■ Description of the task: Go through the lines below and copy each one that holds the string "окружающей".

━━ Given data

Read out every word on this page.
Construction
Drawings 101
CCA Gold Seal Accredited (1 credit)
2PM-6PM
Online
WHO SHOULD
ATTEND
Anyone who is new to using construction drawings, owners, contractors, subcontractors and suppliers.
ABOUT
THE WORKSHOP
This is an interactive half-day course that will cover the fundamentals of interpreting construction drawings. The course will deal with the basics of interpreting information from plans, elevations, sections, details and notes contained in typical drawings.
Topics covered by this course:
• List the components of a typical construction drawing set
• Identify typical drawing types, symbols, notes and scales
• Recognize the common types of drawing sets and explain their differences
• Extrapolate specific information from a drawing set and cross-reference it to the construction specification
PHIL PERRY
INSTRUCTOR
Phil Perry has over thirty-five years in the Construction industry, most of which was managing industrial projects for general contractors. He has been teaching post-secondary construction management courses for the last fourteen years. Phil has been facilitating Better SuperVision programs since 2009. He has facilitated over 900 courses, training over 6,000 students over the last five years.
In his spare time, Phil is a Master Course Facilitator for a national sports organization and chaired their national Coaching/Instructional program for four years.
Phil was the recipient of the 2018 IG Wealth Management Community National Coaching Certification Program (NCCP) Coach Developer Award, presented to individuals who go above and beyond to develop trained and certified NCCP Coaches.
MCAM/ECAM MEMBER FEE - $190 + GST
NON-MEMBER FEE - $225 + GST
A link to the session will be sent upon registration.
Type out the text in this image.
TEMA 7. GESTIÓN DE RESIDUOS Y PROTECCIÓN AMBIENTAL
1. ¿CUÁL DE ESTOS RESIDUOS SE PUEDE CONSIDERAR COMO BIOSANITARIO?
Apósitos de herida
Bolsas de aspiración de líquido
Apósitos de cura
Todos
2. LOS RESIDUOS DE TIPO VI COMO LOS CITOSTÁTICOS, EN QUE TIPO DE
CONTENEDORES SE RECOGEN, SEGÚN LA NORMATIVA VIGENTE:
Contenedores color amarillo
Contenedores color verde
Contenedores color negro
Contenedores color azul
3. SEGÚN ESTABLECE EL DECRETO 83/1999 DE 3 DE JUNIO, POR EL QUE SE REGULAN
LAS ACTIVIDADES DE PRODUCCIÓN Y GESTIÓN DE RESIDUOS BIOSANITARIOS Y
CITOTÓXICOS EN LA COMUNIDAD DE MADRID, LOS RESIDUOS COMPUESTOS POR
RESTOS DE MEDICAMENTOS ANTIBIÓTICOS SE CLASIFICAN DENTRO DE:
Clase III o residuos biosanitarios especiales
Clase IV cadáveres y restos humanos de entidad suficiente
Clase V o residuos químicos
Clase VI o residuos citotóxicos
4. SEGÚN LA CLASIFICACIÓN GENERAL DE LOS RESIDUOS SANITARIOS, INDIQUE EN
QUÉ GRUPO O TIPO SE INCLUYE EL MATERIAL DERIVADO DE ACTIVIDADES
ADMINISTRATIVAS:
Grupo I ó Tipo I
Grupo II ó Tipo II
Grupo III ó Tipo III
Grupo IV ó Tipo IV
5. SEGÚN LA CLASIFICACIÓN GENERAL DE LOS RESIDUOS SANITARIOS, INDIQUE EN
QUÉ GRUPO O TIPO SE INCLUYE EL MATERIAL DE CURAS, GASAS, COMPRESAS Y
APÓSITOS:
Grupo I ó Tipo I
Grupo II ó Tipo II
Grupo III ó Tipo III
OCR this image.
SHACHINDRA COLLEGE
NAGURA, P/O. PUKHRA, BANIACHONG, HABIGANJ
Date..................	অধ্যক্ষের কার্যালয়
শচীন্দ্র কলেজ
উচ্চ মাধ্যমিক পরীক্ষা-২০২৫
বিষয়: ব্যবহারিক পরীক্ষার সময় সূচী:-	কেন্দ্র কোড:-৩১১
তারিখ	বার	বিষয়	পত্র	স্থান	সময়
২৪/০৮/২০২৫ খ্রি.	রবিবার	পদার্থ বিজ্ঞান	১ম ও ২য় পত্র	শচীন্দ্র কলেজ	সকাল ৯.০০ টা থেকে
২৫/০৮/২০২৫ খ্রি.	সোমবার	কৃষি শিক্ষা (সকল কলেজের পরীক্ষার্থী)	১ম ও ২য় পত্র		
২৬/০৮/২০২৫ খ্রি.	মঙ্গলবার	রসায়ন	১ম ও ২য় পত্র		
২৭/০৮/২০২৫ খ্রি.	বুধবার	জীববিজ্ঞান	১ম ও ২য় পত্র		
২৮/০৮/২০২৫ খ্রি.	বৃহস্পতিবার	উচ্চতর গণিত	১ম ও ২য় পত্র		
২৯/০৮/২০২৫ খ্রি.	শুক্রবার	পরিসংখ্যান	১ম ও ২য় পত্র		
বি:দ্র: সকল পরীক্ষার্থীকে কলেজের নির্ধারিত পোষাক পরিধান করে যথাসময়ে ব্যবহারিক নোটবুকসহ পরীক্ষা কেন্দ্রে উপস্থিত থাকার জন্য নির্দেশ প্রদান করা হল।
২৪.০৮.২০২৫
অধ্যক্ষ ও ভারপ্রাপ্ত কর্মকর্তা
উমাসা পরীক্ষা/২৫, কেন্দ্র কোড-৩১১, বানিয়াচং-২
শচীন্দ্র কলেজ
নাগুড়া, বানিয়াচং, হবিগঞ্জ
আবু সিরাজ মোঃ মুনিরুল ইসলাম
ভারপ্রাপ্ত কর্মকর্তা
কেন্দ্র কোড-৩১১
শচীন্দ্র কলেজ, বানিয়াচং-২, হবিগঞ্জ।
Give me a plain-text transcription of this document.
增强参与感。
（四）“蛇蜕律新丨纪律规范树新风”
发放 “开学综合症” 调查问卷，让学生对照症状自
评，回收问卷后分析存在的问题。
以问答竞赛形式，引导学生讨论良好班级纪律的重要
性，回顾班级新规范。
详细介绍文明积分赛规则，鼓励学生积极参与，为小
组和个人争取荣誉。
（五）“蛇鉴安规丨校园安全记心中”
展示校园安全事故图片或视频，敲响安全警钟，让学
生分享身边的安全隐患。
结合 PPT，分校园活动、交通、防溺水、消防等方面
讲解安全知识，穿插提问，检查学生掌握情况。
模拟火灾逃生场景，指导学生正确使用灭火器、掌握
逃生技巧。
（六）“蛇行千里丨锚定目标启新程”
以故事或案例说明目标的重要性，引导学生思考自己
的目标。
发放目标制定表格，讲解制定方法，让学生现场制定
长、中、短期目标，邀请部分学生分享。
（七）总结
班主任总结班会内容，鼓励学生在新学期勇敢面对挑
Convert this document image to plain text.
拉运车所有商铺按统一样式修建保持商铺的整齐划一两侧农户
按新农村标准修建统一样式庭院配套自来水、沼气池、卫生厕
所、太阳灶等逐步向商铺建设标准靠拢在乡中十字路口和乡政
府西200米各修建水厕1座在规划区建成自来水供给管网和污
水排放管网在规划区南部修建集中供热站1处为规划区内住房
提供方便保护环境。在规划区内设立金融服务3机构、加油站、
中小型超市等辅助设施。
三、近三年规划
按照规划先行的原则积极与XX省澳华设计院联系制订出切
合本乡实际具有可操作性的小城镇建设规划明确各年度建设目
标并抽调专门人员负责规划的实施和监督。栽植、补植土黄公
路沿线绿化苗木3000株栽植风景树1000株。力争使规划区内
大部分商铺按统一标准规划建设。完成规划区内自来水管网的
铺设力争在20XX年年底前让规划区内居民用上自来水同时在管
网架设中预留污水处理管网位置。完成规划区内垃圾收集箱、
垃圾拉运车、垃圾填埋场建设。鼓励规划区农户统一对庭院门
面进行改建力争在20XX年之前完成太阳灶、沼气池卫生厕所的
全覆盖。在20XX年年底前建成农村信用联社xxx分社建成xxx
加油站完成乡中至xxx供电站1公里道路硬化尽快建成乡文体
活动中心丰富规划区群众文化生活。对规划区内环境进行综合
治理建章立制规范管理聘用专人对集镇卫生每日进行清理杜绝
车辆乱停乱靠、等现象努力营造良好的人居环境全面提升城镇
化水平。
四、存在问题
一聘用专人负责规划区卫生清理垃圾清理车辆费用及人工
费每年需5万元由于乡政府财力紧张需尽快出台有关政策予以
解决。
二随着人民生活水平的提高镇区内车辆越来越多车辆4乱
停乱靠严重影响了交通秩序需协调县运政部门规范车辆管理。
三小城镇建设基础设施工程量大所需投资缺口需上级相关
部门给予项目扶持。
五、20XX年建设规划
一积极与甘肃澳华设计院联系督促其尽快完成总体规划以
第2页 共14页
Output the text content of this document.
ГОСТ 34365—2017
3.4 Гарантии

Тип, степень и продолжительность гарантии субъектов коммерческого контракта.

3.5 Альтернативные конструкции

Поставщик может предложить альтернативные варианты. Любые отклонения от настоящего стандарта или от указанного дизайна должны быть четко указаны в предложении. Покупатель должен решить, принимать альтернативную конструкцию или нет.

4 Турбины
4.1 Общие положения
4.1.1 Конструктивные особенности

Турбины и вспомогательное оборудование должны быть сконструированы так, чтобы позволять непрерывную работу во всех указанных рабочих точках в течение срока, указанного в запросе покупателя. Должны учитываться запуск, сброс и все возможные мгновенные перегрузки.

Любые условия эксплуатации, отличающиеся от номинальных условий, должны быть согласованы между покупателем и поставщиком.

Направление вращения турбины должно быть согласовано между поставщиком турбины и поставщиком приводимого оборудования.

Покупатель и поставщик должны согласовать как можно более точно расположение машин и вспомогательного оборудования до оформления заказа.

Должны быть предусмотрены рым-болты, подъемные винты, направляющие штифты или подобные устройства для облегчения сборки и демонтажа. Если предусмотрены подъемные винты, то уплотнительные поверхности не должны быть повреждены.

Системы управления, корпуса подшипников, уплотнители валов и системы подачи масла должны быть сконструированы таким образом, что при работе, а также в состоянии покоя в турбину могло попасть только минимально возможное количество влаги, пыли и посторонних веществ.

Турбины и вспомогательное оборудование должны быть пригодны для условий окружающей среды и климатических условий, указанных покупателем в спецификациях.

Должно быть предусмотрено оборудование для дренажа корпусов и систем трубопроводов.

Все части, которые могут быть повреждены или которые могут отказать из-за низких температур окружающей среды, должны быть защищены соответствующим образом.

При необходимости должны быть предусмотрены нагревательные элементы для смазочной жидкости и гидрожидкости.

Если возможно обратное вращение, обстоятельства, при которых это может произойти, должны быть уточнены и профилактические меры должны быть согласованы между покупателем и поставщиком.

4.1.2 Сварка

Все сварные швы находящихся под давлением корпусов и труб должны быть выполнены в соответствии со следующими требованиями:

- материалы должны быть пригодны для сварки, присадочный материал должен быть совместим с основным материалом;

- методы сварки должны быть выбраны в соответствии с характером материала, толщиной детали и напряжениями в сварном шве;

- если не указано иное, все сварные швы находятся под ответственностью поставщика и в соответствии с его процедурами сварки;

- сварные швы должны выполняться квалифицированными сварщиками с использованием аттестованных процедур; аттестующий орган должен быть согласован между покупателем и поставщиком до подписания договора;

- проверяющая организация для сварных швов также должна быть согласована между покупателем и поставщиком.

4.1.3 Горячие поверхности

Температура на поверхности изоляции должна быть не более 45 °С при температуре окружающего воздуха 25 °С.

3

━━━━

■ Output for this task:
Турбины и вспомогательное оборудование должны быть пригодны для условий окружающей среды и климатических условий, указанных покупателем в спецификациях.
Все части, которые могут быть повреждены или которые могут отказать из-за низких температур окружающей среды, должны быть защищены соответствующим образом.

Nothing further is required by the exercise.